[Records from a dataset]
▬▬▬▬▬▬
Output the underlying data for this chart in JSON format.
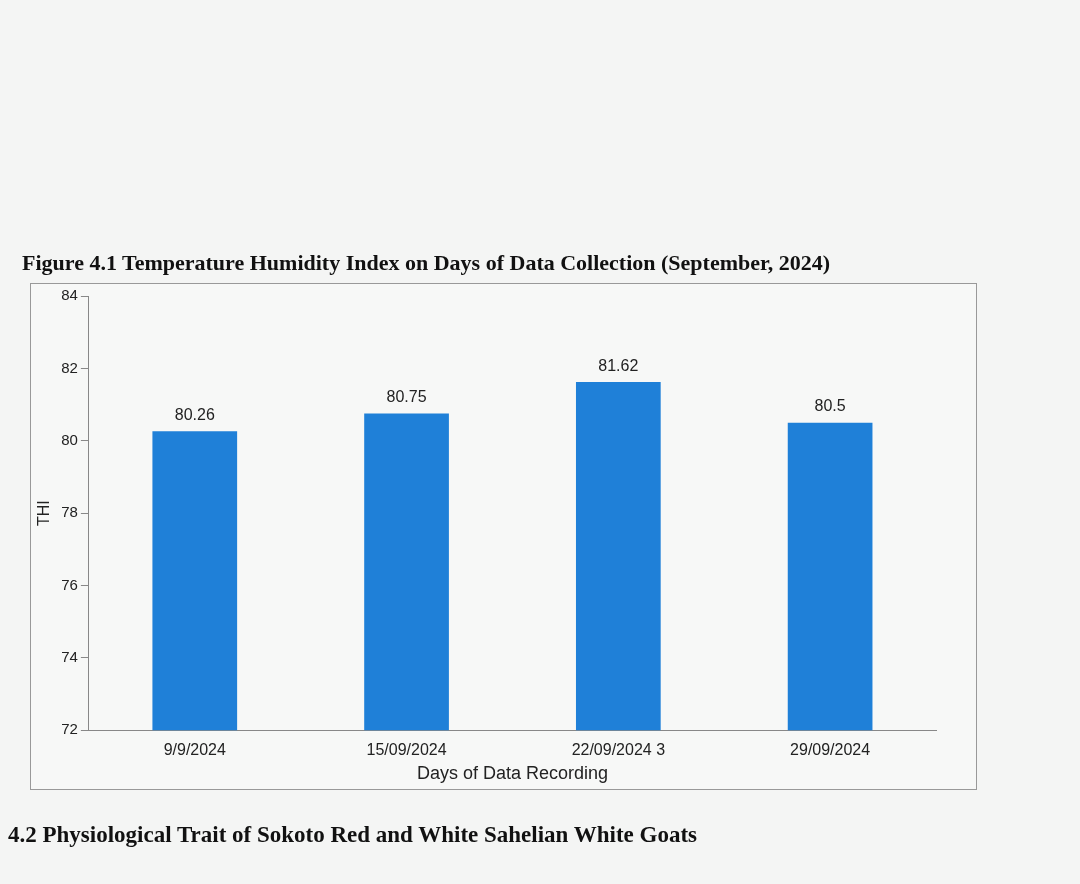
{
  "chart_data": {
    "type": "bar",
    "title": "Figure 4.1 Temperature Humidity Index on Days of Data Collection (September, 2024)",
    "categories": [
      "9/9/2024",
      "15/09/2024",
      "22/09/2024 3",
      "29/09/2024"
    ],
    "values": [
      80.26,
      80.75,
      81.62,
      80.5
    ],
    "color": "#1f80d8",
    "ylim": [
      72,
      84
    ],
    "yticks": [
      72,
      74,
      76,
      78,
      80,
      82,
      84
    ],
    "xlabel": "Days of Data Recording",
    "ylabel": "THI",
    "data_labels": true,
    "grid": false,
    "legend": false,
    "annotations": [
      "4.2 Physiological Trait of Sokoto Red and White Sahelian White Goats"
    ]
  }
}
▬▬▬▬▬▬
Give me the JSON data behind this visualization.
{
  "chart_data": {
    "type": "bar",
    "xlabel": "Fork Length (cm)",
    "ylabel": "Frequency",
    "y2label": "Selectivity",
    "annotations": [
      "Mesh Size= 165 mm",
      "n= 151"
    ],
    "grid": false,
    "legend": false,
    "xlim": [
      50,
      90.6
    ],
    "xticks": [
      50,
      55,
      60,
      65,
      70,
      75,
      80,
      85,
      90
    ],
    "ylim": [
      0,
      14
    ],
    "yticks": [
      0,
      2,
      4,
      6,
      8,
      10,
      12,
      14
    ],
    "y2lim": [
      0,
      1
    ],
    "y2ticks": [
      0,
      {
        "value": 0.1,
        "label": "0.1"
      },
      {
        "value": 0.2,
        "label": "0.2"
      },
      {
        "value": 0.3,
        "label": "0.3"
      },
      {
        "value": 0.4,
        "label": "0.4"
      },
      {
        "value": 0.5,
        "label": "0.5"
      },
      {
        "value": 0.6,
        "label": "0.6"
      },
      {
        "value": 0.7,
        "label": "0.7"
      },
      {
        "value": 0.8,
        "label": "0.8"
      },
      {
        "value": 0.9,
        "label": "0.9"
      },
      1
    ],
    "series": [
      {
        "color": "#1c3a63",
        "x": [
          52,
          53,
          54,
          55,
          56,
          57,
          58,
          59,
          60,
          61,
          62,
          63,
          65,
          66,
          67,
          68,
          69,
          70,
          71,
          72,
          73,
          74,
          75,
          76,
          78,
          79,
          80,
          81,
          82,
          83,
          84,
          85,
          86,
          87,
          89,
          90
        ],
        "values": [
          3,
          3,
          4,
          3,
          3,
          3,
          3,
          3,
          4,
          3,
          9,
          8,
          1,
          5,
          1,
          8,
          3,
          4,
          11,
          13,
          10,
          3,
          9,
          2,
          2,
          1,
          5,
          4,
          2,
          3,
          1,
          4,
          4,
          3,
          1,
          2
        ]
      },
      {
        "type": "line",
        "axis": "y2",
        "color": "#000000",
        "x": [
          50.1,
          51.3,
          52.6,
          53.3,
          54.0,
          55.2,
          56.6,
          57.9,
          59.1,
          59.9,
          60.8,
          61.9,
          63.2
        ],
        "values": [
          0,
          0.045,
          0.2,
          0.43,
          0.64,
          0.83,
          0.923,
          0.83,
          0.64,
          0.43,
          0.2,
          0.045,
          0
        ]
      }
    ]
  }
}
▬▬▬▬▬▬
> [Brief]
List all lines in the material containing the string "Days".

> [Answer to this exercise]
    "title": "Figure 4.1 Temperature Humidity Index on Days of Data Collection (September, 2024)",
    "xlabel": "Days of Data Recording",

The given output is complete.